Search the data for the word "rest". Reproduce every line where it is found.

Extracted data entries
=-=-=-=-=
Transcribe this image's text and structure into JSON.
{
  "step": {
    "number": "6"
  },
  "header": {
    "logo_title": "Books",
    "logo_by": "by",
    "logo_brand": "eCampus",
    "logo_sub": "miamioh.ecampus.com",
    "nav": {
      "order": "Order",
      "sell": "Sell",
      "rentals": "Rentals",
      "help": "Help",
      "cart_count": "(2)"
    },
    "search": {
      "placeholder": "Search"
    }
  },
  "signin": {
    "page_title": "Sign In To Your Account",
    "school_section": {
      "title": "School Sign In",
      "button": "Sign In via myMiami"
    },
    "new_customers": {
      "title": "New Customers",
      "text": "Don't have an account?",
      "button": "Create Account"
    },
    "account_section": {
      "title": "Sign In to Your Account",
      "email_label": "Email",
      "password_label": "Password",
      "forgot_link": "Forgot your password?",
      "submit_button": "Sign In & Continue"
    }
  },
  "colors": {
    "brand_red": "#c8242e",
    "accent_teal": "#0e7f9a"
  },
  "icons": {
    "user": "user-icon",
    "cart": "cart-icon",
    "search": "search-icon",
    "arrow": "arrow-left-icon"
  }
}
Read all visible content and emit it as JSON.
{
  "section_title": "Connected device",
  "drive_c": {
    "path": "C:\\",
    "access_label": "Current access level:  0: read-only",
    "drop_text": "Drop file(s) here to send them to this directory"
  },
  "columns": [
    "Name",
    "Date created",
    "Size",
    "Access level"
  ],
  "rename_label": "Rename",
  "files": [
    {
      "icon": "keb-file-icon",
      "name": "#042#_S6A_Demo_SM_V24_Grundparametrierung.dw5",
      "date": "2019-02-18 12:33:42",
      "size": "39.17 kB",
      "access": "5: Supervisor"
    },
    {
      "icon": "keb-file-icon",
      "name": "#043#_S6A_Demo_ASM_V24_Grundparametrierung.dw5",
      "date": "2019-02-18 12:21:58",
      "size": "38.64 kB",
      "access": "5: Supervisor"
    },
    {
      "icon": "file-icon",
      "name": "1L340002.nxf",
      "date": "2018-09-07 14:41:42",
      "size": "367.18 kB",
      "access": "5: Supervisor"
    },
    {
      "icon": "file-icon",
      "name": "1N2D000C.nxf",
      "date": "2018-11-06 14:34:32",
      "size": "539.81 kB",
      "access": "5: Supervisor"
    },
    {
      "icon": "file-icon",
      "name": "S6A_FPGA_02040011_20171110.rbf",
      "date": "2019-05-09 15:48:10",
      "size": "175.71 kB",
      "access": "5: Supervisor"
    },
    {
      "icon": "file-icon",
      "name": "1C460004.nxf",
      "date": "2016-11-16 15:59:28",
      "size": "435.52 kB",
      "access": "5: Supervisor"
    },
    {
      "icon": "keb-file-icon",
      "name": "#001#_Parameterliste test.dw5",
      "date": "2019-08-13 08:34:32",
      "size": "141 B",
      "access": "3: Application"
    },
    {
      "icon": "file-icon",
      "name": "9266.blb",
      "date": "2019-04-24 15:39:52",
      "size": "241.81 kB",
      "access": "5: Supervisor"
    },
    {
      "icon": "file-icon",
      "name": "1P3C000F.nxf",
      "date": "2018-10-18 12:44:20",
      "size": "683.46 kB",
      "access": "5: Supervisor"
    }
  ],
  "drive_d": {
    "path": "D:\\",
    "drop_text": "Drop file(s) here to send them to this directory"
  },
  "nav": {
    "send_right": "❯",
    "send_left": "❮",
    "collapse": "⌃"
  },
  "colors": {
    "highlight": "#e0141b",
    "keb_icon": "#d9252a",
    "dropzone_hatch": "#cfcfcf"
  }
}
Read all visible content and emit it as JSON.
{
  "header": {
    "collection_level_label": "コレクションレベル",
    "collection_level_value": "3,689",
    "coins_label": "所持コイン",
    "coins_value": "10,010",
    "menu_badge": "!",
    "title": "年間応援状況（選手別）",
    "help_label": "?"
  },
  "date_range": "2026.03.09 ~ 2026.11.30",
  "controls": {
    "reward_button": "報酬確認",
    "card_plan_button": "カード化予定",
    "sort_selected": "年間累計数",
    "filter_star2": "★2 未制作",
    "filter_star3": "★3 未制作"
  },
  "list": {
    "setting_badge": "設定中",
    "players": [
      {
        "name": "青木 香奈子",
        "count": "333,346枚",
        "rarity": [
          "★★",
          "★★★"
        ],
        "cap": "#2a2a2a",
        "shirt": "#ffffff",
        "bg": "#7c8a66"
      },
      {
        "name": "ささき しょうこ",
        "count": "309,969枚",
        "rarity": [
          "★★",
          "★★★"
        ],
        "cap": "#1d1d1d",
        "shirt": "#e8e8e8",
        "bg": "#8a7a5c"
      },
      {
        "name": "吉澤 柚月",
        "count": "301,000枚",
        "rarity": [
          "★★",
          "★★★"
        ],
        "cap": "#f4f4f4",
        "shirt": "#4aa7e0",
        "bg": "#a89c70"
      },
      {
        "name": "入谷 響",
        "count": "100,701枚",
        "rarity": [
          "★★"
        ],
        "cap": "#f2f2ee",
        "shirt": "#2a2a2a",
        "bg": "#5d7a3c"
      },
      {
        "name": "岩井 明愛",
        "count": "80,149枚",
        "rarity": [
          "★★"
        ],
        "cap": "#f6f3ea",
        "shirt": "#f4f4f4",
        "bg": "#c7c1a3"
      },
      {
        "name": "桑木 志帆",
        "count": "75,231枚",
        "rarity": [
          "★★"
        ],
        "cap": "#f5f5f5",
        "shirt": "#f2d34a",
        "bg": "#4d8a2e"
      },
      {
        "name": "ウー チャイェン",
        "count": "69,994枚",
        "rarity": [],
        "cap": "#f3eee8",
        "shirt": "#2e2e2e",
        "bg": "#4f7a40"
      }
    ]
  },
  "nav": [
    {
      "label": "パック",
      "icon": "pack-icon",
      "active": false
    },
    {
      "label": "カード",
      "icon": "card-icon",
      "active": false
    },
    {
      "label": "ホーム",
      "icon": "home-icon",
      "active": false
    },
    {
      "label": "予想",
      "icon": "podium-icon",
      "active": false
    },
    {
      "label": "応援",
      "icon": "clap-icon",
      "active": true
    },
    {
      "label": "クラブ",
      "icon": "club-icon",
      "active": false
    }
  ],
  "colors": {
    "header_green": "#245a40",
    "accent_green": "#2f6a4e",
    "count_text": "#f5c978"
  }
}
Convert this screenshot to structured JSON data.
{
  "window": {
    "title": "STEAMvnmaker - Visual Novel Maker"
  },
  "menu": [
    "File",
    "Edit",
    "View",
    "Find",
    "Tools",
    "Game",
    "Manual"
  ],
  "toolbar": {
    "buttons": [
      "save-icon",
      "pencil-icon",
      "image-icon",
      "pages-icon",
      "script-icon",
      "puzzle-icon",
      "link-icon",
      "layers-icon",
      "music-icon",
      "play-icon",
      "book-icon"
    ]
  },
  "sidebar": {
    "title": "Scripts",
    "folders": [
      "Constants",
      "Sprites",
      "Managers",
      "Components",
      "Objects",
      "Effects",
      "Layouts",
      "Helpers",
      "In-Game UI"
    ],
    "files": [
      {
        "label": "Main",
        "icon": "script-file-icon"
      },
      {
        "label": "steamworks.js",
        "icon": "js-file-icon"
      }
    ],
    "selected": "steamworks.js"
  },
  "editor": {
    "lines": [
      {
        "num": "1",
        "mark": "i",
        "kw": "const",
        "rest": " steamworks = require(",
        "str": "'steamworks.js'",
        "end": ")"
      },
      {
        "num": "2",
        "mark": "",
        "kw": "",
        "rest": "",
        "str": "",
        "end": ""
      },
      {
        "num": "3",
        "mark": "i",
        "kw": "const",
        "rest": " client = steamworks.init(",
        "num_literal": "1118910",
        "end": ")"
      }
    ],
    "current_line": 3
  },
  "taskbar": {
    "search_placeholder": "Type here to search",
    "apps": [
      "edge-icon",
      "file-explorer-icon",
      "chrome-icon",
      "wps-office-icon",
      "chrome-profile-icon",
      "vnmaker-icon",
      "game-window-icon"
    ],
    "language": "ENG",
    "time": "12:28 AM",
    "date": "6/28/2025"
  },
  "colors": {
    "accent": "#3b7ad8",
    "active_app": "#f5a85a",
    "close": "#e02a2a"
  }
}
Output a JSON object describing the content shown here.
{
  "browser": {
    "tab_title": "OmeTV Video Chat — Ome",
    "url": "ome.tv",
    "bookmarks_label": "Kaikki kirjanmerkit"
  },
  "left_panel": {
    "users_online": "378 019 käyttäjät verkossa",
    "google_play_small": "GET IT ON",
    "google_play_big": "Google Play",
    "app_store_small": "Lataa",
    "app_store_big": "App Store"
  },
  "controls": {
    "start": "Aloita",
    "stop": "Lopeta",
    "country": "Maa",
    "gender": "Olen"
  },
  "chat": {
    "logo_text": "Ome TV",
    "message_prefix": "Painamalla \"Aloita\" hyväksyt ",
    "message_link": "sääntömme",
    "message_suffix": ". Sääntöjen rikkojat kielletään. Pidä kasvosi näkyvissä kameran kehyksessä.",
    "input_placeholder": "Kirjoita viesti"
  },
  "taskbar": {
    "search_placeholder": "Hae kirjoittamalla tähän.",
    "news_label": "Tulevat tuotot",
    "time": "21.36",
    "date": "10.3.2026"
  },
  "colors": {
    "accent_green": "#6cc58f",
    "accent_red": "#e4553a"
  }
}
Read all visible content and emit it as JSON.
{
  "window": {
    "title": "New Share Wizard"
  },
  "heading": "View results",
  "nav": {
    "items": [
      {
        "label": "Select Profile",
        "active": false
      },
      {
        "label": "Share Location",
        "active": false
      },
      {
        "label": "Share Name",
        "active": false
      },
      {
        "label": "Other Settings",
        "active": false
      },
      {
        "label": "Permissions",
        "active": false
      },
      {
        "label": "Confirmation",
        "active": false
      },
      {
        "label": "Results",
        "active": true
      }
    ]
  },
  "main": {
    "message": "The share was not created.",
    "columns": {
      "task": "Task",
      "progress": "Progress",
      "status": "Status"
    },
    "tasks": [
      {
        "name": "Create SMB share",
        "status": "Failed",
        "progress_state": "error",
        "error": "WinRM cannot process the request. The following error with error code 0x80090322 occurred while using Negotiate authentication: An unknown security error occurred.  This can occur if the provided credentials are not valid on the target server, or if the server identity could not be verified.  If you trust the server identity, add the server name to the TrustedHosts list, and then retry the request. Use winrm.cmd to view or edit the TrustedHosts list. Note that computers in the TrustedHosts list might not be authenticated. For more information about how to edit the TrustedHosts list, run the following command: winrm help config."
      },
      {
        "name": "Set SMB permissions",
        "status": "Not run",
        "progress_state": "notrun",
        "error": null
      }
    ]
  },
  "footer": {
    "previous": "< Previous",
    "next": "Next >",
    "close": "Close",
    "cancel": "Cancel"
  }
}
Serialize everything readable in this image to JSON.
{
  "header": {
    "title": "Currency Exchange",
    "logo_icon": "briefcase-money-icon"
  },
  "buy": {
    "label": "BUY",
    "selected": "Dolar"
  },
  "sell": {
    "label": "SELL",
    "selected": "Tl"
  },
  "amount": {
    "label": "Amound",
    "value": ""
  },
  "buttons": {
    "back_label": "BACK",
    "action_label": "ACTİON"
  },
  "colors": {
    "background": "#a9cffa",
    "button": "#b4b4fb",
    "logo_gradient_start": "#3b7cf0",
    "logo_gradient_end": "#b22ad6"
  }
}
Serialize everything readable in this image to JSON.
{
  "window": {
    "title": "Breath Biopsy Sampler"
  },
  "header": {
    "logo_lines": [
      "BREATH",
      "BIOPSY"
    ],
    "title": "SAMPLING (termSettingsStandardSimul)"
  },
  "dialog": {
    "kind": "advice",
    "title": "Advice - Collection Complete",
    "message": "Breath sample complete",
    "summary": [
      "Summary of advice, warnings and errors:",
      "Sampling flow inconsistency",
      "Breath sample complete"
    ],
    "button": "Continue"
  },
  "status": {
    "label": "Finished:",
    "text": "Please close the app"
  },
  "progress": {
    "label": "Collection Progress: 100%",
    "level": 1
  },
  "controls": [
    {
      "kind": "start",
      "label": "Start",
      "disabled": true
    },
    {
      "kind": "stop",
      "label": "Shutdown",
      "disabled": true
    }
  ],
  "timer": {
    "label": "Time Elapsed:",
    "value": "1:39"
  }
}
=-=-=-=-=
§ **Right answer**
        "rest": " steamworks = require(",
        "rest": "",
        "rest": " client = steamworks.init(",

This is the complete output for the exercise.